(Data entries)
----------
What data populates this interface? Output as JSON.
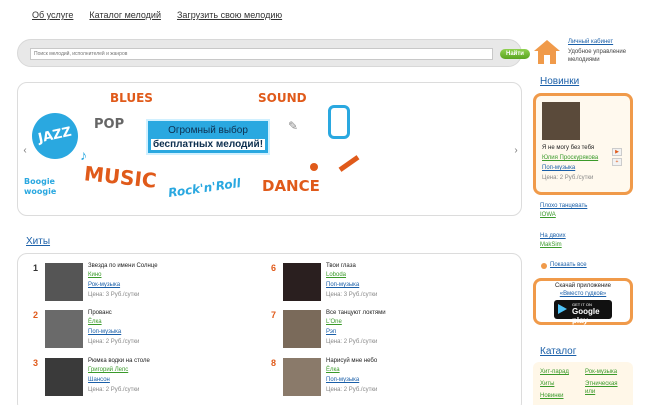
{
  "nav": {
    "items": [
      "Об услуге",
      "Каталог мелодий",
      "Загрузить свою мелодию"
    ]
  },
  "search": {
    "placeholder": "Поиск мелодий, исполнителей и жанров",
    "button": "Найти"
  },
  "banner": {
    "words": [
      "JAZZ",
      "BLUES",
      "POP",
      "SOUND",
      "Boogie woogie",
      "MUSIC",
      "Rock'n'Roll",
      "DANCE"
    ],
    "headline_line1": "Огромный выбор",
    "headline_line2": "бесплатных мелодий!",
    "prev_icon": "chevron-left-icon",
    "next_icon": "chevron-right-icon"
  },
  "hits": {
    "title": "Хиты",
    "items": [
      {
        "num": "1",
        "title": "Звезда по имени Солнце",
        "artist": "Кино",
        "genre": "Рок-музыка",
        "price": "Цена: 3 Руб./сутки"
      },
      {
        "num": "2",
        "title": "Прованс",
        "artist": "Ёлка",
        "genre": "Поп-музыка",
        "price": "Цена: 2 Руб./сутки"
      },
      {
        "num": "3",
        "title": "Рюмка водки на столе",
        "artist": "Григорий Лепс",
        "genre": "Шансон",
        "price": "Цена: 2 Руб./сутки"
      },
      {
        "num": "6",
        "title": "Твои глаза",
        "artist": "Loboda",
        "genre": "Поп-музыка",
        "price": "Цена: 3 Руб./сутки"
      },
      {
        "num": "7",
        "title": "Все танцуют локтями",
        "artist": "L'One",
        "genre": "Рэп",
        "price": "Цена: 2 Руб./сутки"
      },
      {
        "num": "8",
        "title": "Нарисуй мне небо",
        "artist": "Ёлка",
        "genre": "Поп-музыка",
        "price": "Цена: 2 Руб./сутки"
      }
    ]
  },
  "cabinet": {
    "link": "Личный кабинет",
    "desc": "Удобное управление мелодиями",
    "icon": "home-icon"
  },
  "news": {
    "title": "Новинки",
    "featured": {
      "song": "Я не могу без тебя",
      "artist": "Юлия Проскурякова",
      "genre": "Поп-музыка",
      "price": "Цена: 2 Руб./сутки"
    },
    "items": [
      {
        "title": "Плохо танцевать",
        "artist": "IOWA"
      },
      {
        "title": "На двоих",
        "artist": "MakSim"
      }
    ],
    "show_all": "Показать все"
  },
  "app": {
    "line1": "Скачай приложение",
    "line2": "«Вместо гудков»",
    "badge_small": "GET IT ON",
    "badge_big": "Google play"
  },
  "catalog": {
    "title": "Каталог",
    "col1": [
      "Хит-парад",
      "Хиты",
      "Новинки"
    ],
    "col2": [
      "Рок-музыка",
      "Этническая",
      "или"
    ]
  },
  "colors": {
    "accent": "#f09a4a",
    "link": "#1a5fa8",
    "green": "#3a9a2a"
  }
}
----------
DIRECTION:
All of the data above should be quoted exactly, except for the pictures.

EXPECTED ANSWER:
What data populates this interface? Output as JSON.
{
  "nav": {
    "items": [
      "Об услуге",
      "Каталог мелодий",
      "Загрузить свою мелодию"
    ]
  },
  "search": {
    "placeholder": "Поиск мелодий, исполнителей и жанров",
    "button": "Найти"
  },
  "banner": {
    "words": [
      "JAZZ",
      "BLUES",
      "POP",
      "SOUND",
      "Boogie woogie",
      "MUSIC",
      "Rock'n'Roll",
      "DANCE"
    ],
    "headline_line1": "Огромный выбор",
    "headline_line2": "бесплатных мелодий!",
    "prev_icon": "chevron-left-icon",
    "next_icon": "chevron-right-icon"
  },
  "hits": {
    "title": "Хиты",
    "items": [
      {
        "num": "1",
        "title": "Звезда по имени Солнце",
        "artist": "Кино",
        "genre": "Рок-музыка",
        "price": "Цена: 3 Руб./сутки"
      },
      {
        "num": "2",
        "title": "Прованс",
        "artist": "Ёлка",
        "genre": "Поп-музыка",
        "price": "Цена: 2 Руб./сутки"
      },
      {
        "num": "3",
        "title": "Рюмка водки на столе",
        "artist": "Григорий Лепс",
        "genre": "Шансон",
        "price": "Цена: 2 Руб./сутки"
      },
      {
        "num": "6",
        "title": "Твои глаза",
        "artist": "Loboda",
        "genre": "Поп-музыка",
        "price": "Цена: 3 Руб./сутки"
      },
      {
        "num": "7",
        "title": "Все танцуют локтями",
        "artist": "L'One",
        "genre": "Рэп",
        "price": "Цена: 2 Руб./сутки"
      },
      {
        "num": "8",
        "title": "Нарисуй мне небо",
        "artist": "Ёлка",
        "genre": "Поп-музыка",
        "price": "Цена: 2 Руб./сутки"
      }
    ]
  },
  "cabinet": {
    "link": "Личный кабинет",
    "desc": "Удобное управление мелодиями",
    "icon": "home-icon"
  },
  "news": {
    "title": "Новинки",
    "featured": {
      "song": "Я не могу без тебя",
      "artist": "Юлия Проскурякова",
      "genre": "Поп-музыка",
      "price": "Цена: 2 Руб./сутки"
    },
    "items": [
      {
        "title": "Плохо танцевать",
        "artist": "IOWA"
      },
      {
        "title": "На двоих",
        "artist": "MakSim"
      }
    ],
    "show_all": "Показать все"
  },
  "app": {
    "line1": "Скачай приложение",
    "line2": "«Вместо гудков»",
    "badge_small": "GET IT ON",
    "badge_big": "Google play"
  },
  "catalog": {
    "title": "Каталог",
    "col1": [
      "Хит-парад",
      "Хиты",
      "Новинки"
    ],
    "col2": [
      "Рок-музыка",
      "Этническая",
      "или"
    ]
  },
  "colors": {
    "accent": "#f09a4a",
    "link": "#1a5fa8",
    "green": "#3a9a2a"
  }
}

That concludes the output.